→ **Exercise brief**
The records underneath are to be repeated exactly, with the pictures left out.

→ **Task data**
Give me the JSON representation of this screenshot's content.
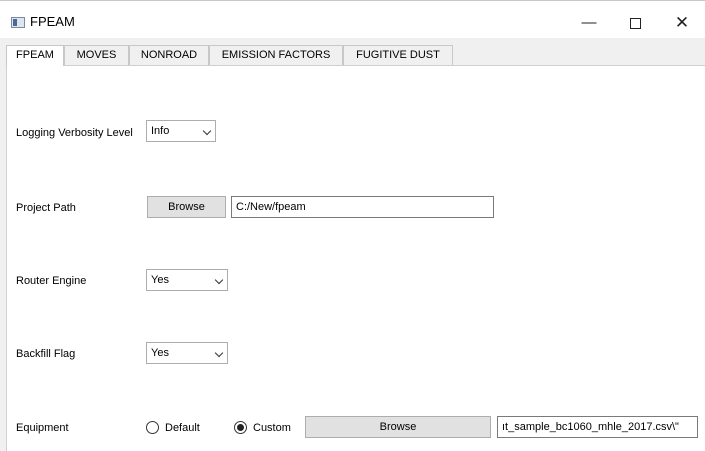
{
  "window": {
    "title": "FPEAM",
    "minimize_glyph": "—",
    "close_glyph": "✕"
  },
  "tabs": [
    {
      "label": "FPEAM",
      "active": true
    },
    {
      "label": "MOVES",
      "active": false
    },
    {
      "label": "NONROAD",
      "active": false
    },
    {
      "label": "EMISSION FACTORS",
      "active": false
    },
    {
      "label": "FUGITIVE DUST",
      "active": false
    }
  ],
  "fpeam": {
    "logging": {
      "label": "Logging Verbosity Level",
      "value": "Info"
    },
    "project_path": {
      "label": "Project Path",
      "browse_label": "Browse",
      "value": "C:/New/fpeam"
    },
    "router_engine": {
      "label": "Router Engine",
      "value": "Yes"
    },
    "backfill_flag": {
      "label": "Backfill Flag",
      "value": "Yes"
    },
    "equipment": {
      "label": "Equipment",
      "default_label": "Default",
      "custom_label": "Custom",
      "selected": "Custom",
      "browse_label": "Browse",
      "value": "ıt_sample_bc1060_mhle_2017.csv\\\""
    }
  }
}
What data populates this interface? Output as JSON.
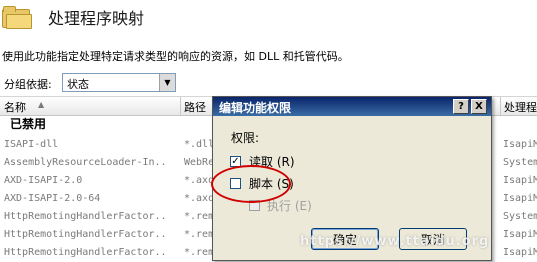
{
  "header": {
    "title": "处理程序映射",
    "description": "使用此功能指定处理特定请求类型的响应的资源，如 DLL 和托管代码。",
    "icon": "folder-icon"
  },
  "groupby": {
    "label": "分组依据:",
    "value": "状态"
  },
  "columns": {
    "name": "名称",
    "path": "路径",
    "handler": "处理程序"
  },
  "group": {
    "label": "已禁用"
  },
  "rows": [
    {
      "name": "ISAPI-dll",
      "path": "*.dll",
      "handler": "IsapiM"
    },
    {
      "name": "AssemblyResourceLoader-In...",
      "path": "WebRe",
      "handler": "System"
    },
    {
      "name": "AXD-ISAPI-2.0",
      "path": "*.axd",
      "handler": "IsapiM"
    },
    {
      "name": "AXD-ISAPI-2.0-64",
      "path": "*.axd",
      "handler": "IsapiM"
    },
    {
      "name": "HttpRemotingHandlerFactor...",
      "path": "*.rem",
      "handler": "System"
    },
    {
      "name": "HttpRemotingHandlerFactor...",
      "path": "*.rem",
      "handler": "IsapiM"
    },
    {
      "name": "HttpRemotingHandlerFactor...",
      "path": "*.rem",
      "handler": "IsapiM"
    }
  ],
  "dialog": {
    "title": "编辑功能权限",
    "help_button": "?",
    "close_button": "X",
    "permissions_label": "权限:",
    "read": {
      "label": "读取",
      "shortcut": "(R)",
      "checked": true,
      "check_mark": "✓"
    },
    "script": {
      "label": "脚本",
      "shortcut": "(S)",
      "checked": false
    },
    "execute": {
      "label": "执行",
      "shortcut": "(E)",
      "checked": false,
      "disabled": true
    },
    "ok_label": "确定",
    "cancel_label": "取消"
  },
  "watermark": "https://www.ttaidu.org",
  "colors": {
    "title_bar": "#0a246a",
    "dialog_bg": "#ece9d8",
    "annotation": "#d00000"
  }
}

→ **Exercise output**
Give me the JSON representation of this screenshot's content.
{
  "window": {
    "title": "FPEAM",
    "minimize_glyph": "—",
    "close_glyph": "✕"
  },
  "tabs": [
    {
      "label": "FPEAM",
      "active": true
    },
    {
      "label": "MOVES",
      "active": false
    },
    {
      "label": "NONROAD",
      "active": false
    },
    {
      "label": "EMISSION FACTORS",
      "active": false
    },
    {
      "label": "FUGITIVE DUST",
      "active": false
    }
  ],
  "fpeam": {
    "logging": {
      "label": "Logging Verbosity Level",
      "value": "Info"
    },
    "project_path": {
      "label": "Project Path",
      "browse_label": "Browse",
      "value": "C:/New/fpeam"
    },
    "router_engine": {
      "label": "Router Engine",
      "value": "Yes"
    },
    "backfill_flag": {
      "label": "Backfill Flag",
      "value": "Yes"
    },
    "equipment": {
      "label": "Equipment",
      "default_label": "Default",
      "custom_label": "Custom",
      "selected": "Custom",
      "browse_label": "Browse",
      "value": "ıt_sample_bc1060_mhle_2017.csv\\\""
    }
  }
}
What data populates this interface? Output as JSON.
{
  "header": {
    "title": "处理程序映射",
    "description": "使用此功能指定处理特定请求类型的响应的资源，如 DLL 和托管代码。",
    "icon": "folder-icon"
  },
  "groupby": {
    "label": "分组依据:",
    "value": "状态"
  },
  "columns": {
    "name": "名称",
    "path": "路径",
    "handler": "处理程序"
  },
  "group": {
    "label": "已禁用"
  },
  "rows": [
    {
      "name": "ISAPI-dll",
      "path": "*.dll",
      "handler": "IsapiM"
    },
    {
      "name": "AssemblyResourceLoader-In...",
      "path": "WebRe",
      "handler": "System"
    },
    {
      "name": "AXD-ISAPI-2.0",
      "path": "*.axd",
      "handler": "IsapiM"
    },
    {
      "name": "AXD-ISAPI-2.0-64",
      "path": "*.axd",
      "handler": "IsapiM"
    },
    {
      "name": "HttpRemotingHandlerFactor...",
      "path": "*.rem",
      "handler": "System"
    },
    {
      "name": "HttpRemotingHandlerFactor...",
      "path": "*.rem",
      "handler": "IsapiM"
    },
    {
      "name": "HttpRemotingHandlerFactor...",
      "path": "*.rem",
      "handler": "IsapiM"
    }
  ],
  "dialog": {
    "title": "编辑功能权限",
    "help_button": "?",
    "close_button": "X",
    "permissions_label": "权限:",
    "read": {
      "label": "读取",
      "shortcut": "(R)",
      "checked": true,
      "check_mark": "✓"
    },
    "script": {
      "label": "脚本",
      "shortcut": "(S)",
      "checked": false
    },
    "execute": {
      "label": "执行",
      "shortcut": "(E)",
      "checked": false,
      "disabled": true
    },
    "ok_label": "确定",
    "cancel_label": "取消"
  },
  "watermark": "https://www.ttaidu.org",
  "colors": {
    "title_bar": "#0a246a",
    "dialog_bg": "#ece9d8",
    "annotation": "#d00000"
  }
}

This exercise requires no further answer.